* Requirement *
Identify every line containing the word "right" and reproduce each one.

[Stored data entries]
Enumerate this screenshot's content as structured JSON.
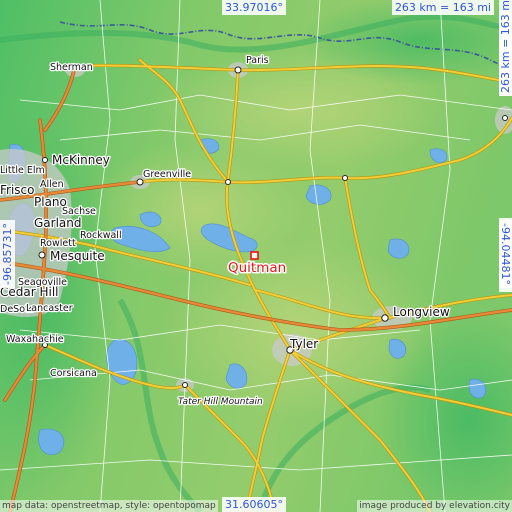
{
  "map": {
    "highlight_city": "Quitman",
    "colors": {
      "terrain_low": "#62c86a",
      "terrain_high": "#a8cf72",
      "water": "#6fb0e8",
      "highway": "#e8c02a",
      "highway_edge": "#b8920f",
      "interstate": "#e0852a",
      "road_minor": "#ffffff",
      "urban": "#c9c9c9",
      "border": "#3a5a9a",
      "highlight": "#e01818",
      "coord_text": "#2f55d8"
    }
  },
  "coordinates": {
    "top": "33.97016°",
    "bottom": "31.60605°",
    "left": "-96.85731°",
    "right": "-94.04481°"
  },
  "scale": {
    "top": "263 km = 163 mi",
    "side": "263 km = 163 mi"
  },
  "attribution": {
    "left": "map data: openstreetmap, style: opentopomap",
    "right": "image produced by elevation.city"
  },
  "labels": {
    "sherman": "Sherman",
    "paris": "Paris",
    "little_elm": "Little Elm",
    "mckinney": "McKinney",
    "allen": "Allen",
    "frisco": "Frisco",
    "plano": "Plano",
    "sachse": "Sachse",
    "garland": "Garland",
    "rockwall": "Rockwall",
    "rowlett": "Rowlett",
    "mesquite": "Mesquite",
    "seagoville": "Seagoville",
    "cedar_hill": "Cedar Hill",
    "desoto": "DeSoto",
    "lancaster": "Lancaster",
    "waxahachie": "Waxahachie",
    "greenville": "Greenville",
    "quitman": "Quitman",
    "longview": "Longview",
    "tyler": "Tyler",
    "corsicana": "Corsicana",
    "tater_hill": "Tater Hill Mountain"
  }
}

---

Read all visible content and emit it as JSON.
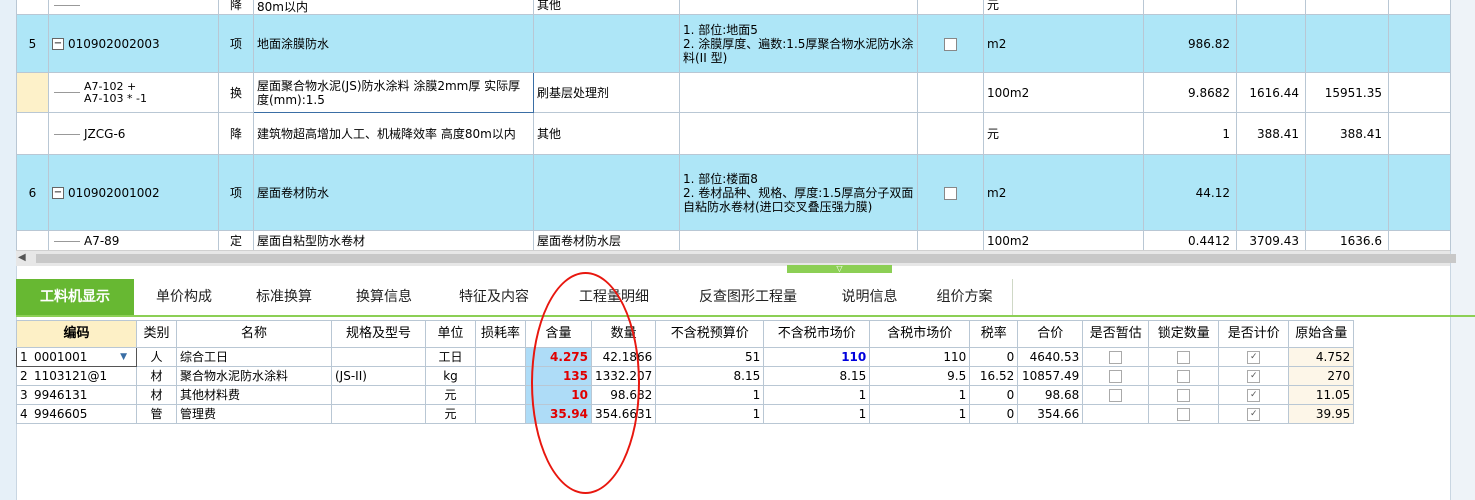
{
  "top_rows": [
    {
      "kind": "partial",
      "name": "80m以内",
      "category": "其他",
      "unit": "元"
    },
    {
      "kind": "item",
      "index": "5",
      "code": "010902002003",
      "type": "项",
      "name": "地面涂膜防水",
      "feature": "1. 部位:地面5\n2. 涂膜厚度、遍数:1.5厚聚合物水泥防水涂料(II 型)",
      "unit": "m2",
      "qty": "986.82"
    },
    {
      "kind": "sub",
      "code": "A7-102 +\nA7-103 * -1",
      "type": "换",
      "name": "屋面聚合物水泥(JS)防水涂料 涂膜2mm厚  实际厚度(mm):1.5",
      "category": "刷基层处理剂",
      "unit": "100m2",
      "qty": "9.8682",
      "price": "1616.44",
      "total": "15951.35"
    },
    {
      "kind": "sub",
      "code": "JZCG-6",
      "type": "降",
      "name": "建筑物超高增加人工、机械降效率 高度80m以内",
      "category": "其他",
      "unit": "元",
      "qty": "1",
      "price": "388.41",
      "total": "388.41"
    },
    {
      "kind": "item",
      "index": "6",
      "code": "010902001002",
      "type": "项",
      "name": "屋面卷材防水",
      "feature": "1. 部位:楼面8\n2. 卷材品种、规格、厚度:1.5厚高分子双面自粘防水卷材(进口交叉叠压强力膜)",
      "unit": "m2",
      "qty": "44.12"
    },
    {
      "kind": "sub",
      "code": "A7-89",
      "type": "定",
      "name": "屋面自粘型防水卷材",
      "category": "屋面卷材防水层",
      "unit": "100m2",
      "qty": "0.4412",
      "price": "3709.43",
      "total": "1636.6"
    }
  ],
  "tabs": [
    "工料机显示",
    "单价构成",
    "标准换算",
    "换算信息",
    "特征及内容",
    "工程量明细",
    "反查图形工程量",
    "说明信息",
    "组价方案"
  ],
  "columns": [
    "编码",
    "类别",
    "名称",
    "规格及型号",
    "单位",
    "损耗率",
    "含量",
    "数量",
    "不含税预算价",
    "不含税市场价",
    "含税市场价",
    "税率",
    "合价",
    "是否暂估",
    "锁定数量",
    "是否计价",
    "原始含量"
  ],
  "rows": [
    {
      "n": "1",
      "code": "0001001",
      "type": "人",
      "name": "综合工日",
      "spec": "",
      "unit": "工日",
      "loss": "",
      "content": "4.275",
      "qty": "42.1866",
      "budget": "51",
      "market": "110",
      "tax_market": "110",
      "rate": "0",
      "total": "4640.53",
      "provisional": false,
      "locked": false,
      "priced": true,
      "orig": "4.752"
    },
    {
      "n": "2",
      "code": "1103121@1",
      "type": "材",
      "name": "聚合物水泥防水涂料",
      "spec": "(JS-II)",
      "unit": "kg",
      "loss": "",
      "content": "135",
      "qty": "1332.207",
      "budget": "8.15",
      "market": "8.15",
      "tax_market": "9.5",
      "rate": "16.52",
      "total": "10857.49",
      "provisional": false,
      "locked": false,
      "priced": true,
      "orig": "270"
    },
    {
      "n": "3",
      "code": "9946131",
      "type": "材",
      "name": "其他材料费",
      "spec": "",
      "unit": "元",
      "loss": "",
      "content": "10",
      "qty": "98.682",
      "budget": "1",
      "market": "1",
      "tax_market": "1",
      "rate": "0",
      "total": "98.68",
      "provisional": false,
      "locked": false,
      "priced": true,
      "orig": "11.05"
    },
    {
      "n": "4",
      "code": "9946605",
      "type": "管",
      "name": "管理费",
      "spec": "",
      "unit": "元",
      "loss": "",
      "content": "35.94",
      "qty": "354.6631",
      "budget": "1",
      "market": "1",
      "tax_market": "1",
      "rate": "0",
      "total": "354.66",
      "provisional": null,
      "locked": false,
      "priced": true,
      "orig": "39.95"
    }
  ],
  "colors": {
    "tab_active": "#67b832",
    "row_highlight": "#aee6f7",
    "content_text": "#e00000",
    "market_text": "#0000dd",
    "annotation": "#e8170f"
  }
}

* The answer *
    "right": "-94.04481°"
    "right": "image produced by elevation.city"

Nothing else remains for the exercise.